## START Dataset
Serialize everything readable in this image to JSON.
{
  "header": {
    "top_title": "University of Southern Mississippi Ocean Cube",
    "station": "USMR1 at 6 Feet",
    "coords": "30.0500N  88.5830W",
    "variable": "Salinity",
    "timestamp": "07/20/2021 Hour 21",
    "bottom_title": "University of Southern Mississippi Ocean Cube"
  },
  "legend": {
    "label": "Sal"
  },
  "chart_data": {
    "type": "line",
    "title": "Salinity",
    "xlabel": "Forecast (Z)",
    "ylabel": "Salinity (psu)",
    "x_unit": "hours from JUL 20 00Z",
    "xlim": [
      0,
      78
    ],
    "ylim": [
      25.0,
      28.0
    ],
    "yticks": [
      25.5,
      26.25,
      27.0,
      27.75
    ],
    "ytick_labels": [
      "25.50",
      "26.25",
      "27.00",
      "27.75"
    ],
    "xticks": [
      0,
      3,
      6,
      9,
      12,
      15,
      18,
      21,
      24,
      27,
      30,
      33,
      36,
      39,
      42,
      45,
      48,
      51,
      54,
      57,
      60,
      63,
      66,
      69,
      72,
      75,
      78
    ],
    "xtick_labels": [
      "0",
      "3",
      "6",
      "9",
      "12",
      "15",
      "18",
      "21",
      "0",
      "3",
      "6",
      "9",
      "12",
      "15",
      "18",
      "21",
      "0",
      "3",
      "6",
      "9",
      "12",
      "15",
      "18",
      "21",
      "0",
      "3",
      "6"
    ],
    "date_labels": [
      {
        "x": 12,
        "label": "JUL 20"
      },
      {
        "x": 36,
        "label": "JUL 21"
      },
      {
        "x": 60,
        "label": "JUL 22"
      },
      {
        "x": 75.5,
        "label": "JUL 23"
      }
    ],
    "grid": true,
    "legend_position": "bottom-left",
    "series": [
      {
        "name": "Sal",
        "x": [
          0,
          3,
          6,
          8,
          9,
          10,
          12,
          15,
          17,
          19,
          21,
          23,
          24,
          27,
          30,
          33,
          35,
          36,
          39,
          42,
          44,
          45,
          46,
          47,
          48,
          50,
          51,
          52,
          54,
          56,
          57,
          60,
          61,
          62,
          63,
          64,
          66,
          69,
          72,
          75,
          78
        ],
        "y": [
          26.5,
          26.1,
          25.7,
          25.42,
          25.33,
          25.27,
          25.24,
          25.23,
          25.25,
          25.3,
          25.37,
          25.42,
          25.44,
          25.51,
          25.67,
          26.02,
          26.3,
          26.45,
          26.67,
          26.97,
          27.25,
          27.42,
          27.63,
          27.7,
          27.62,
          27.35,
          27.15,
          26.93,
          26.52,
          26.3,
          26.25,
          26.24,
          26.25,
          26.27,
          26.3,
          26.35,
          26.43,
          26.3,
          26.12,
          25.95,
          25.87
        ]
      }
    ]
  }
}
## END Dataset
_To do_
Where a line in the material contains "Southern", copy that line.

_Answer in full_
    "top_title": "University of Southern Mississippi Ocean Cube",
    "bottom_title": "University of Southern Mississippi Ocean Cube"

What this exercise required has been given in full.